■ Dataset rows
»»

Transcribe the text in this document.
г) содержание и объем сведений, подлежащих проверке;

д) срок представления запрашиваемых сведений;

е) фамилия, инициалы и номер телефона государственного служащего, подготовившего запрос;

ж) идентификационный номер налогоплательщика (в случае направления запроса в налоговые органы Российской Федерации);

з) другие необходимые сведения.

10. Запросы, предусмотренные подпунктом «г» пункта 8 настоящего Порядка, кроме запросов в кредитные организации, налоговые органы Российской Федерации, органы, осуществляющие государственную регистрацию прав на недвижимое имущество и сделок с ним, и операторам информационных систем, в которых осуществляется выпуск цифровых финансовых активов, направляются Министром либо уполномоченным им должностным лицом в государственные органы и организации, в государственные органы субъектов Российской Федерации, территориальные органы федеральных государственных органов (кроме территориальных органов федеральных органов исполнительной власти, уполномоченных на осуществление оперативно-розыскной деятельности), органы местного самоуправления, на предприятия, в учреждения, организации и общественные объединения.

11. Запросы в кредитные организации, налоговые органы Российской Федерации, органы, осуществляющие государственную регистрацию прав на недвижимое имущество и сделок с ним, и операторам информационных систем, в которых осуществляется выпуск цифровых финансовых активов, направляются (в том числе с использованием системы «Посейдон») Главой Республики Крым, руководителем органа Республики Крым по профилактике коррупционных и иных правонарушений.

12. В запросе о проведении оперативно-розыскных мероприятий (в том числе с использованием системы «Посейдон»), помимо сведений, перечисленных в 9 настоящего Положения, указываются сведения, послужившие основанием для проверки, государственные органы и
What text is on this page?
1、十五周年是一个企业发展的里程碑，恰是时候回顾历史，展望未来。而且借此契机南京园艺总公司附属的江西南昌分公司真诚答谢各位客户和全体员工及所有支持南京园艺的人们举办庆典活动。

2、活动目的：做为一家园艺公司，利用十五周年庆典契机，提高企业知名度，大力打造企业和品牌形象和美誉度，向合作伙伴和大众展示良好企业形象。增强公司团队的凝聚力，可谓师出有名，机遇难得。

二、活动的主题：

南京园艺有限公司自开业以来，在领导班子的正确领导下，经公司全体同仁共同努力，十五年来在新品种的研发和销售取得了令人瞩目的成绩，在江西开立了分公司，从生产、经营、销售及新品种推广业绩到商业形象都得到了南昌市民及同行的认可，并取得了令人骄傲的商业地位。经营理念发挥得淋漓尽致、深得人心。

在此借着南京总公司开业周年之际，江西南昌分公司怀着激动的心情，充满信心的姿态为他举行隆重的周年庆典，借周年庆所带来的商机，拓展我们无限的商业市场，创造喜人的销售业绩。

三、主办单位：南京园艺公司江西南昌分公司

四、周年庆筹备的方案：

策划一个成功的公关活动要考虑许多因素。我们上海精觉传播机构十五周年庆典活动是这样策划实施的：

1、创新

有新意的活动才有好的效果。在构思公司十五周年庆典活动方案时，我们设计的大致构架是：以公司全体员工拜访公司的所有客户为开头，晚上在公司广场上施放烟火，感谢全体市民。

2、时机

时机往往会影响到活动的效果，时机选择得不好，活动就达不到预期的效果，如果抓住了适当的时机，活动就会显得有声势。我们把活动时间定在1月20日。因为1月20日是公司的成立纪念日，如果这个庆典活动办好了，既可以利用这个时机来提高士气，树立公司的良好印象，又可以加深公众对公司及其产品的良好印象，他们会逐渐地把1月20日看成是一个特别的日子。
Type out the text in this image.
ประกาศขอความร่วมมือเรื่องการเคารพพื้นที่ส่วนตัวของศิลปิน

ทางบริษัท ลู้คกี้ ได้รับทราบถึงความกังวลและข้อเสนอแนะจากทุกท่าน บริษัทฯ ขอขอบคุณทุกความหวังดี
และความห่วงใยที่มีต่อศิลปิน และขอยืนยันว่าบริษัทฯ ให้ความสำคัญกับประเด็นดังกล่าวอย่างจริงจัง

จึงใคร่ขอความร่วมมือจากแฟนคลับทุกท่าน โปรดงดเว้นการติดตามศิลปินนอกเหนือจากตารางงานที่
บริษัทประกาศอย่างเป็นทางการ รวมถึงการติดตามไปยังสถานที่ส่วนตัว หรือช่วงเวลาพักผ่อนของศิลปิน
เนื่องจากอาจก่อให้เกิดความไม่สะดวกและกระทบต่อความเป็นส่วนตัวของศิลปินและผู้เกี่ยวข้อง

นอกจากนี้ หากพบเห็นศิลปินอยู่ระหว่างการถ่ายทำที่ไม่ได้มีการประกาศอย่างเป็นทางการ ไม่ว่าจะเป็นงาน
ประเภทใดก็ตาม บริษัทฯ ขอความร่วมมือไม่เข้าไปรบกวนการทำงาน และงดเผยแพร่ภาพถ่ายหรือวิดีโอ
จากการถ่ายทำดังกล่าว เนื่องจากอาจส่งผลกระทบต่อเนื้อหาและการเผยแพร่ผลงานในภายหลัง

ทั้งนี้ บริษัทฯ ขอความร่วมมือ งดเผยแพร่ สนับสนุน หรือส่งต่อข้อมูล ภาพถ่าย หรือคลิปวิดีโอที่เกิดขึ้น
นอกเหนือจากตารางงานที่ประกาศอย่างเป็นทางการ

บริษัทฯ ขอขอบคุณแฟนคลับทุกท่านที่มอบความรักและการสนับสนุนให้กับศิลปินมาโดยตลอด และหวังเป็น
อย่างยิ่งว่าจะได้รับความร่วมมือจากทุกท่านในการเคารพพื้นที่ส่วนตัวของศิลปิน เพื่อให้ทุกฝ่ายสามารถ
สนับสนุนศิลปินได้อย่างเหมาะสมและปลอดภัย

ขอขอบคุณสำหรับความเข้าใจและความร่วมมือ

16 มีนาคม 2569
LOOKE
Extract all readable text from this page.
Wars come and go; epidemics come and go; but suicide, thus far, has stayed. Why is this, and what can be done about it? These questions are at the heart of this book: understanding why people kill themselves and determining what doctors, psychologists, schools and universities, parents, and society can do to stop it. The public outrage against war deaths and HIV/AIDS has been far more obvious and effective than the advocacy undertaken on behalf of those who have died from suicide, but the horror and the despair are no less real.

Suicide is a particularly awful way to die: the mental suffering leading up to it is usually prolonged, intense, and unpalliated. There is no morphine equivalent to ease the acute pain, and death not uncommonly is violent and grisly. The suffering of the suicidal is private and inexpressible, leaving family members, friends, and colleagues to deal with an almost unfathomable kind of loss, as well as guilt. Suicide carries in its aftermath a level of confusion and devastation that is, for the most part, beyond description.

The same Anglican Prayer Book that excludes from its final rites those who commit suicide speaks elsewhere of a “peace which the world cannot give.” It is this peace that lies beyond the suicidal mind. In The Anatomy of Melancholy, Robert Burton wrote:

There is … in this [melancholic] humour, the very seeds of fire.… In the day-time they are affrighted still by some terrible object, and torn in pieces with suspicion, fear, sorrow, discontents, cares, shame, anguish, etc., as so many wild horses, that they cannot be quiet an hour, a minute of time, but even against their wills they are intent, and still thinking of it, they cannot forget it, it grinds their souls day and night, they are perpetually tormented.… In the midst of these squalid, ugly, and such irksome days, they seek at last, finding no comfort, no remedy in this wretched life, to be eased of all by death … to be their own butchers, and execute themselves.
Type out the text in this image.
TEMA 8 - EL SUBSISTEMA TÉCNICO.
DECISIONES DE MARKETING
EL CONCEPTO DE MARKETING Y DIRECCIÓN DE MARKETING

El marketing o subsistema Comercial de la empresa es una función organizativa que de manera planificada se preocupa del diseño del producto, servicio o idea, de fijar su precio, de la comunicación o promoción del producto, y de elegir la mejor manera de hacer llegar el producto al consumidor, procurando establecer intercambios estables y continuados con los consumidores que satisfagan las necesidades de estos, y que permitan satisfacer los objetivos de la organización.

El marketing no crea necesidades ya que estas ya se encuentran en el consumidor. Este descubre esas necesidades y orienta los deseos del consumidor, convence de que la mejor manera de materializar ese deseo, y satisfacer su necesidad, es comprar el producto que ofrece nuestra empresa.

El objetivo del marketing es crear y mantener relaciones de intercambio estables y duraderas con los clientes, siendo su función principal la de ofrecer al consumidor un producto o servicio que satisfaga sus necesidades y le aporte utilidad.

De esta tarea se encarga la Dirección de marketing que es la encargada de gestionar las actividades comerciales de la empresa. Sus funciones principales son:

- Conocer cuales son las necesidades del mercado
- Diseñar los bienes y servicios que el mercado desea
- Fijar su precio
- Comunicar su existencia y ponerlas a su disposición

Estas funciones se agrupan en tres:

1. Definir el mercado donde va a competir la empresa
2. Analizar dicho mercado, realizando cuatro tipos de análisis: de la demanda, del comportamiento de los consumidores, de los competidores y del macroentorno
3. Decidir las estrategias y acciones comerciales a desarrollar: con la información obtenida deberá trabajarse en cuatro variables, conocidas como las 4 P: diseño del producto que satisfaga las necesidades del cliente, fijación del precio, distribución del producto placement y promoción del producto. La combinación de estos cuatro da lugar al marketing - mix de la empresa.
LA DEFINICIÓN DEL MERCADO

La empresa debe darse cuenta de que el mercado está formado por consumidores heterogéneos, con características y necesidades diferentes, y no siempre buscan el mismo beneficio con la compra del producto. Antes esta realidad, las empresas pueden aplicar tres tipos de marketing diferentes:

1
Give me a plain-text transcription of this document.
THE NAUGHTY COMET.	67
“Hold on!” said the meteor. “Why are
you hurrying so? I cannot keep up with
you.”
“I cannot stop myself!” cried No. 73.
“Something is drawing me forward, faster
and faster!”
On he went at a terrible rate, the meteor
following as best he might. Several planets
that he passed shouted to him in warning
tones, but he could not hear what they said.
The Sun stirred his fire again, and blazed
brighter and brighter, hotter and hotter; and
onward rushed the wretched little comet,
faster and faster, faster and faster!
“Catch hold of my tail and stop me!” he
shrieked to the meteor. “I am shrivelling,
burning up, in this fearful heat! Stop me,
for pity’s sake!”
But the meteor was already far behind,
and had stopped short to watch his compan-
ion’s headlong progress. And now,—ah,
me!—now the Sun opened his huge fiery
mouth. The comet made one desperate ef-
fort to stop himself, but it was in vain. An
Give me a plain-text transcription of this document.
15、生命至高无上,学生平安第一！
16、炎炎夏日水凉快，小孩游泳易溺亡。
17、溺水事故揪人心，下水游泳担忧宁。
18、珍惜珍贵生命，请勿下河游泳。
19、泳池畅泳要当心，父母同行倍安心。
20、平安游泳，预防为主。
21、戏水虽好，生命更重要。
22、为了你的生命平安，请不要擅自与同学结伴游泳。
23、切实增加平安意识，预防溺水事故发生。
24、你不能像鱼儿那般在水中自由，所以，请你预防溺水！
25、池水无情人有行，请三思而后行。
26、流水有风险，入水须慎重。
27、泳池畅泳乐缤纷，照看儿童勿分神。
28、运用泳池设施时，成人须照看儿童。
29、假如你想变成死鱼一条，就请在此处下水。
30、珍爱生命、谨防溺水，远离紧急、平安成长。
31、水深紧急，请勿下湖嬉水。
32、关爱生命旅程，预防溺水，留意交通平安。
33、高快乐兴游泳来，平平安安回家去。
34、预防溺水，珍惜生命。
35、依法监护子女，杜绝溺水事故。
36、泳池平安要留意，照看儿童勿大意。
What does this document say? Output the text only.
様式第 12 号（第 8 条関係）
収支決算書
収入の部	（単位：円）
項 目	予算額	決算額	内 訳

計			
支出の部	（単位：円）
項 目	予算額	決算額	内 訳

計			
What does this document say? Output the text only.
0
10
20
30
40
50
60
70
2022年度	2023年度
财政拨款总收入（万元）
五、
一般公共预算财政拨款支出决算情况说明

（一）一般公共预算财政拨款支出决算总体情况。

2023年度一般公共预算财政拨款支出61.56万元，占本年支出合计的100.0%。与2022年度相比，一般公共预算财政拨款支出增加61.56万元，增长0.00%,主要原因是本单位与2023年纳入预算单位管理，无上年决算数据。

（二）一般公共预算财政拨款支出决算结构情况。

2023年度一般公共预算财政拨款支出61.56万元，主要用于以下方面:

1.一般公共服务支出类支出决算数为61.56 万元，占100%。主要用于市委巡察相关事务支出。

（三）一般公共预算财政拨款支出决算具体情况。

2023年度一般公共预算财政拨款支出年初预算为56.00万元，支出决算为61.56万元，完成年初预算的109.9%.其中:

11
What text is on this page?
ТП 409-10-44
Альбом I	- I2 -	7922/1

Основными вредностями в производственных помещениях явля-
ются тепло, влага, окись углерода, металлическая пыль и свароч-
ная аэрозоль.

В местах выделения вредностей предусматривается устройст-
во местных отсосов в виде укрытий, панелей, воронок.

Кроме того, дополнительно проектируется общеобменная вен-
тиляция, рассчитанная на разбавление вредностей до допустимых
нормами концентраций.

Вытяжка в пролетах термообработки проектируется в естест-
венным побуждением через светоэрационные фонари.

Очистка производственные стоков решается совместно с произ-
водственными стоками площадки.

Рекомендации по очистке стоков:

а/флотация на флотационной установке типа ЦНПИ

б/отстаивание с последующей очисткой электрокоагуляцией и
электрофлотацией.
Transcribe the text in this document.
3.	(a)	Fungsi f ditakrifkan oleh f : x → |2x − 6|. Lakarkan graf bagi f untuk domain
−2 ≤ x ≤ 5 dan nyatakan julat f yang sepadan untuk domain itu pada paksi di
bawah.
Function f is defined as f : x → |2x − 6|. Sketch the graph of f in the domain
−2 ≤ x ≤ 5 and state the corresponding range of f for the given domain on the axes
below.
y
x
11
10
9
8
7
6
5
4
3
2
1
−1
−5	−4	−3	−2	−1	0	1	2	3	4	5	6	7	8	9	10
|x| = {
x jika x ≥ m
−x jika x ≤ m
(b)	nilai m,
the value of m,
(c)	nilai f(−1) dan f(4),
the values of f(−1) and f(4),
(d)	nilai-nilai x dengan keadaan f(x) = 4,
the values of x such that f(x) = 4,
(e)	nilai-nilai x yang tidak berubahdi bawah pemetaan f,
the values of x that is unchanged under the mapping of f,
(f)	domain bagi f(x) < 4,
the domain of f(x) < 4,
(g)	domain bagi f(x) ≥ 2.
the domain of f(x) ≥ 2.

««

■ Written problem
In the entries above, identify each line that includes the string "номер", then copy it.

■ Written reply
е) фамилия, инициалы и номер телефона государственного служащего, подготовившего запрос;
ж) идентификационный номер налогоплательщика (в случае направления запроса в налоговые органы Российской Федерации);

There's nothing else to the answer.